--- DATA FOR THE TASK ---

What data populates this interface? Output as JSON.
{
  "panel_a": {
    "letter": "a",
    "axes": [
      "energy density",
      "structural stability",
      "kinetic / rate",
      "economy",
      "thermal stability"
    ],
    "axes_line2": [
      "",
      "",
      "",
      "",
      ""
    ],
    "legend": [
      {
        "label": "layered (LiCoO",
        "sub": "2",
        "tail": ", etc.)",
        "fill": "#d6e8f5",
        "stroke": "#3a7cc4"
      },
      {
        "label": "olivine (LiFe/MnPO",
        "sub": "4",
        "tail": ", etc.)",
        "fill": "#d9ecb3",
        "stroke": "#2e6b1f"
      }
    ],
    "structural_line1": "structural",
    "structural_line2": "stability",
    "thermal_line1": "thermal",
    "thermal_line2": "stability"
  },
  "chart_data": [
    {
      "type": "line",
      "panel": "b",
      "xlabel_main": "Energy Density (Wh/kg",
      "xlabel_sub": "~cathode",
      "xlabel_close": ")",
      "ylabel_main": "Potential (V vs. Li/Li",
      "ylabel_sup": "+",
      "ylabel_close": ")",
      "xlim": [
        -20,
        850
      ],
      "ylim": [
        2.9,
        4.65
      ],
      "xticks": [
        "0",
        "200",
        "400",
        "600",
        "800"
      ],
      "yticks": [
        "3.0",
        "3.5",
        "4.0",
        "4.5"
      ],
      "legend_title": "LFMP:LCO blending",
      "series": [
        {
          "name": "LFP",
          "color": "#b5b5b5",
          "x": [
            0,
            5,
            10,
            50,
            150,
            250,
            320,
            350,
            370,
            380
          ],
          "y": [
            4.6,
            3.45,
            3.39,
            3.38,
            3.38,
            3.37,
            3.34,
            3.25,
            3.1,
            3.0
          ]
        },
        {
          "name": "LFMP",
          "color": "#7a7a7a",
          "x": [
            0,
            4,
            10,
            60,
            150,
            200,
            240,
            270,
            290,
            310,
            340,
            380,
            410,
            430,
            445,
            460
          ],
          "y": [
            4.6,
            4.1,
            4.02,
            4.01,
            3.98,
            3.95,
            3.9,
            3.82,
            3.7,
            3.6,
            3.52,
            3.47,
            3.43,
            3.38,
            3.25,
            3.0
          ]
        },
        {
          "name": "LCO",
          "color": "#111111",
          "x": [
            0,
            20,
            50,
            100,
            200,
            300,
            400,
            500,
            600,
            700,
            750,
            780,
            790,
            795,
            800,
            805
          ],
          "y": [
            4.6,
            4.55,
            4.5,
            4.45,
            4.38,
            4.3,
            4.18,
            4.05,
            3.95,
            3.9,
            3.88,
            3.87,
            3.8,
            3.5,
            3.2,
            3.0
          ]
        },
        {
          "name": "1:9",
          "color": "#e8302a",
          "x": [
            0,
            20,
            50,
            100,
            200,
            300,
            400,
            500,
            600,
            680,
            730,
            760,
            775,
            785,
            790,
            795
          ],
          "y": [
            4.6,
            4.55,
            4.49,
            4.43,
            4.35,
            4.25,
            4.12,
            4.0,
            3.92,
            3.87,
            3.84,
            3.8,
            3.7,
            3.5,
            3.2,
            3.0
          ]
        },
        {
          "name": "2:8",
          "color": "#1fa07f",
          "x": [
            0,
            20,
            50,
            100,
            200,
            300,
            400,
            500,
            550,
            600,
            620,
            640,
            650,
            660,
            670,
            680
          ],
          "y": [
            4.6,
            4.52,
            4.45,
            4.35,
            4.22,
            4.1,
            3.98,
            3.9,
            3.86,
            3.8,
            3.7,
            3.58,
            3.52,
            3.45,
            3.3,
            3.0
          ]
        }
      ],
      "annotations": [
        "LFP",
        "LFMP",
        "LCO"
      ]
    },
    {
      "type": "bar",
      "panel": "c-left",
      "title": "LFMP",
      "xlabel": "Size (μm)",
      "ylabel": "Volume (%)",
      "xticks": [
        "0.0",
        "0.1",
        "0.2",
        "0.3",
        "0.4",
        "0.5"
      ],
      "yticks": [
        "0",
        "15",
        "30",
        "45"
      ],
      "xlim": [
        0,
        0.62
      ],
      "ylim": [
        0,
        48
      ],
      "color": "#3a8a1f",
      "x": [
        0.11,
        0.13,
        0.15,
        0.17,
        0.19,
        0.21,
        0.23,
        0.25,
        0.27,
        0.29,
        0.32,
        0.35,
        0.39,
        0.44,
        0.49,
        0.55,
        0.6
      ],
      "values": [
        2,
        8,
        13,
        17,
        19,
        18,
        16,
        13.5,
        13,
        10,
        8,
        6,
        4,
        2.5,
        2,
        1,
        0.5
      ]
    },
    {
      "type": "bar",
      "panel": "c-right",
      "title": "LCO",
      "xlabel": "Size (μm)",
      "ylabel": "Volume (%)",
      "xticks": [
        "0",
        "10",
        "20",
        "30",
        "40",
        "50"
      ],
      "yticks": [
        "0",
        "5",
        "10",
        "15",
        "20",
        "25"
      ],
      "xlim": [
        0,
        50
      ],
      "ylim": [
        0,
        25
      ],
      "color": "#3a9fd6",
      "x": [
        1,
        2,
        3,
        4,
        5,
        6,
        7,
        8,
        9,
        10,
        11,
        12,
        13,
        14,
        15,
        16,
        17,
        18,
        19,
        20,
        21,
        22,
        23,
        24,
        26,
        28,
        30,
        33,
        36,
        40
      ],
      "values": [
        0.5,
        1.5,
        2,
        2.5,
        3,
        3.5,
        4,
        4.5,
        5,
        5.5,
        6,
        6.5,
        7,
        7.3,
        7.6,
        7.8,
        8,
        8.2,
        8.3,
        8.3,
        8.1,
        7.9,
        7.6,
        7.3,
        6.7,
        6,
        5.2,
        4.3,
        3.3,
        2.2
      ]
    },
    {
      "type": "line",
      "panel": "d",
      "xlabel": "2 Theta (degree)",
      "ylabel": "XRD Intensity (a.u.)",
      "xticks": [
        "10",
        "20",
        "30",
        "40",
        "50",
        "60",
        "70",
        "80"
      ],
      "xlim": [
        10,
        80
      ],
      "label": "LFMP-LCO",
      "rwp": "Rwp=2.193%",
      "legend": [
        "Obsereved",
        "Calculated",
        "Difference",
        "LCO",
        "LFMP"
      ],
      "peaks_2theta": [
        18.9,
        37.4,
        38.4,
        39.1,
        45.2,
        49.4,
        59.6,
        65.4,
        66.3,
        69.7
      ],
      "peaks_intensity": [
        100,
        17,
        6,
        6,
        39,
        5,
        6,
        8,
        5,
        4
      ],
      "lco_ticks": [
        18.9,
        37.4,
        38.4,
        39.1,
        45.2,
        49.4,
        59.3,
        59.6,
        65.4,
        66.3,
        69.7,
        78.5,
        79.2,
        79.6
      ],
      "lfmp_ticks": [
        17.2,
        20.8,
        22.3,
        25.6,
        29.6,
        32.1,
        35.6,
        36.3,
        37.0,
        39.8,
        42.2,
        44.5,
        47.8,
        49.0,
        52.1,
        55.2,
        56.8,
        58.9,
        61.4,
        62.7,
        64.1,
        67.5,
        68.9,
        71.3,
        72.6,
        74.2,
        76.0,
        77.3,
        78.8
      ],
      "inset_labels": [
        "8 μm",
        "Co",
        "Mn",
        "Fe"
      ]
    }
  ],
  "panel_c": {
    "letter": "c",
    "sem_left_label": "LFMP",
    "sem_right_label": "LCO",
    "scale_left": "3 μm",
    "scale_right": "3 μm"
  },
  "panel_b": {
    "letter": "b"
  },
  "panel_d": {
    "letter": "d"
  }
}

---

PROBLEM: Go through the records above and set each one down exactly, please.

TASK SOLUTION:
What data populates this interface? Output as JSON.
{
  "panel_a": {
    "letter": "a",
    "axes": [
      "energy density",
      "structural stability",
      "kinetic / rate",
      "economy",
      "thermal stability"
    ],
    "axes_line2": [
      "",
      "",
      "",
      "",
      ""
    ],
    "legend": [
      {
        "label": "layered (LiCoO",
        "sub": "2",
        "tail": ", etc.)",
        "fill": "#d6e8f5",
        "stroke": "#3a7cc4"
      },
      {
        "label": "olivine (LiFe/MnPO",
        "sub": "4",
        "tail": ", etc.)",
        "fill": "#d9ecb3",
        "stroke": "#2e6b1f"
      }
    ],
    "structural_line1": "structural",
    "structural_line2": "stability",
    "thermal_line1": "thermal",
    "thermal_line2": "stability"
  },
  "chart_data": [
    {
      "type": "line",
      "panel": "b",
      "xlabel_main": "Energy Density (Wh/kg",
      "xlabel_sub": "~cathode",
      "xlabel_close": ")",
      "ylabel_main": "Potential (V vs. Li/Li",
      "ylabel_sup": "+",
      "ylabel_close": ")",
      "xlim": [
        -20,
        850
      ],
      "ylim": [
        2.9,
        4.65
      ],
      "xticks": [
        "0",
        "200",
        "400",
        "600",
        "800"
      ],
      "yticks": [
        "3.0",
        "3.5",
        "4.0",
        "4.5"
      ],
      "legend_title": "LFMP:LCO blending",
      "series": [
        {
          "name": "LFP",
          "color": "#b5b5b5",
          "x": [
            0,
            5,
            10,
            50,
            150,
            250,
            320,
            350,
            370,
            380
          ],
          "y": [
            4.6,
            3.45,
            3.39,
            3.38,
            3.38,
            3.37,
            3.34,
            3.25,
            3.1,
            3.0
          ]
        },
        {
          "name": "LFMP",
          "color": "#7a7a7a",
          "x": [
            0,
            4,
            10,
            60,
            150,
            200,
            240,
            270,
            290,
            310,
            340,
            380,
            410,
            430,
            445,
            460
          ],
          "y": [
            4.6,
            4.1,
            4.02,
            4.01,
            3.98,
            3.95,
            3.9,
            3.82,
            3.7,
            3.6,
            3.52,
            3.47,
            3.43,
            3.38,
            3.25,
            3.0
          ]
        },
        {
          "name": "LCO",
          "color": "#111111",
          "x": [
            0,
            20,
            50,
            100,
            200,
            300,
            400,
            500,
            600,
            700,
            750,
            780,
            790,
            795,
            800,
            805
          ],
          "y": [
            4.6,
            4.55,
            4.5,
            4.45,
            4.38,
            4.3,
            4.18,
            4.05,
            3.95,
            3.9,
            3.88,
            3.87,
            3.8,
            3.5,
            3.2,
            3.0
          ]
        },
        {
          "name": "1:9",
          "color": "#e8302a",
          "x": [
            0,
            20,
            50,
            100,
            200,
            300,
            400,
            500,
            600,
            680,
            730,
            760,
            775,
            785,
            790,
            795
          ],
          "y": [
            4.6,
            4.55,
            4.49,
            4.43,
            4.35,
            4.25,
            4.12,
            4.0,
            3.92,
            3.87,
            3.84,
            3.8,
            3.7,
            3.5,
            3.2,
            3.0
          ]
        },
        {
          "name": "2:8",
          "color": "#1fa07f",
          "x": [
            0,
            20,
            50,
            100,
            200,
            300,
            400,
            500,
            550,
            600,
            620,
            640,
            650,
            660,
            670,
            680
          ],
          "y": [
            4.6,
            4.52,
            4.45,
            4.35,
            4.22,
            4.1,
            3.98,
            3.9,
            3.86,
            3.8,
            3.7,
            3.58,
            3.52,
            3.45,
            3.3,
            3.0
          ]
        }
      ],
      "annotations": [
        "LFP",
        "LFMP",
        "LCO"
      ]
    },
    {
      "type": "bar",
      "panel": "c-left",
      "title": "LFMP",
      "xlabel": "Size (μm)",
      "ylabel": "Volume (%)",
      "xticks": [
        "0.0",
        "0.1",
        "0.2",
        "0.3",
        "0.4",
        "0.5"
      ],
      "yticks": [
        "0",
        "15",
        "30",
        "45"
      ],
      "xlim": [
        0,
        0.62
      ],
      "ylim": [
        0,
        48
      ],
      "color": "#3a8a1f",
      "x": [
        0.11,
        0.13,
        0.15,
        0.17,
        0.19,
        0.21,
        0.23,
        0.25,
        0.27,
        0.29,
        0.32,
        0.35,
        0.39,
        0.44,
        0.49,
        0.55,
        0.6
      ],
      "values": [
        2,
        8,
        13,
        17,
        19,
        18,
        16,
        13.5,
        13,
        10,
        8,
        6,
        4,
        2.5,
        2,
        1,
        0.5
      ]
    },
    {
      "type": "bar",
      "panel": "c-right",
      "title": "LCO",
      "xlabel": "Size (μm)",
      "ylabel": "Volume (%)",
      "xticks": [
        "0",
        "10",
        "20",
        "30",
        "40",
        "50"
      ],
      "yticks": [
        "0",
        "5",
        "10",
        "15",
        "20",
        "25"
      ],
      "xlim": [
        0,
        50
      ],
      "ylim": [
        0,
        25
      ],
      "color": "#3a9fd6",
      "x": [
        1,
        2,
        3,
        4,
        5,
        6,
        7,
        8,
        9,
        10,
        11,
        12,
        13,
        14,
        15,
        16,
        17,
        18,
        19,
        20,
        21,
        22,
        23,
        24,
        26,
        28,
        30,
        33,
        36,
        40
      ],
      "values": [
        0.5,
        1.5,
        2,
        2.5,
        3,
        3.5,
        4,
        4.5,
        5,
        5.5,
        6,
        6.5,
        7,
        7.3,
        7.6,
        7.8,
        8,
        8.2,
        8.3,
        8.3,
        8.1,
        7.9,
        7.6,
        7.3,
        6.7,
        6,
        5.2,
        4.3,
        3.3,
        2.2
      ]
    },
    {
      "type": "line",
      "panel": "d",
      "xlabel": "2 Theta (degree)",
      "ylabel": "XRD Intensity (a.u.)",
      "xticks": [
        "10",
        "20",
        "30",
        "40",
        "50",
        "60",
        "70",
        "80"
      ],
      "xlim": [
        10,
        80
      ],
      "label": "LFMP-LCO",
      "rwp": "Rwp=2.193%",
      "legend": [
        "Obsereved",
        "Calculated",
        "Difference",
        "LCO",
        "LFMP"
      ],
      "peaks_2theta": [
        18.9,
        37.4,
        38.4,
        39.1,
        45.2,
        49.4,
        59.6,
        65.4,
        66.3,
        69.7
      ],
      "peaks_intensity": [
        100,
        17,
        6,
        6,
        39,
        5,
        6,
        8,
        5,
        4
      ],
      "lco_ticks": [
        18.9,
        37.4,
        38.4,
        39.1,
        45.2,
        49.4,
        59.3,
        59.6,
        65.4,
        66.3,
        69.7,
        78.5,
        79.2,
        79.6
      ],
      "lfmp_ticks": [
        17.2,
        20.8,
        22.3,
        25.6,
        29.6,
        32.1,
        35.6,
        36.3,
        37.0,
        39.8,
        42.2,
        44.5,
        47.8,
        49.0,
        52.1,
        55.2,
        56.8,
        58.9,
        61.4,
        62.7,
        64.1,
        67.5,
        68.9,
        71.3,
        72.6,
        74.2,
        76.0,
        77.3,
        78.8
      ],
      "inset_labels": [
        "8 μm",
        "Co",
        "Mn",
        "Fe"
      ]
    }
  ],
  "panel_c": {
    "letter": "c",
    "sem_left_label": "LFMP",
    "sem_right_label": "LCO",
    "scale_left": "3 μm",
    "scale_right": "3 μm"
  },
  "panel_b": {
    "letter": "b"
  },
  "panel_d": {
    "letter": "d"
  }
}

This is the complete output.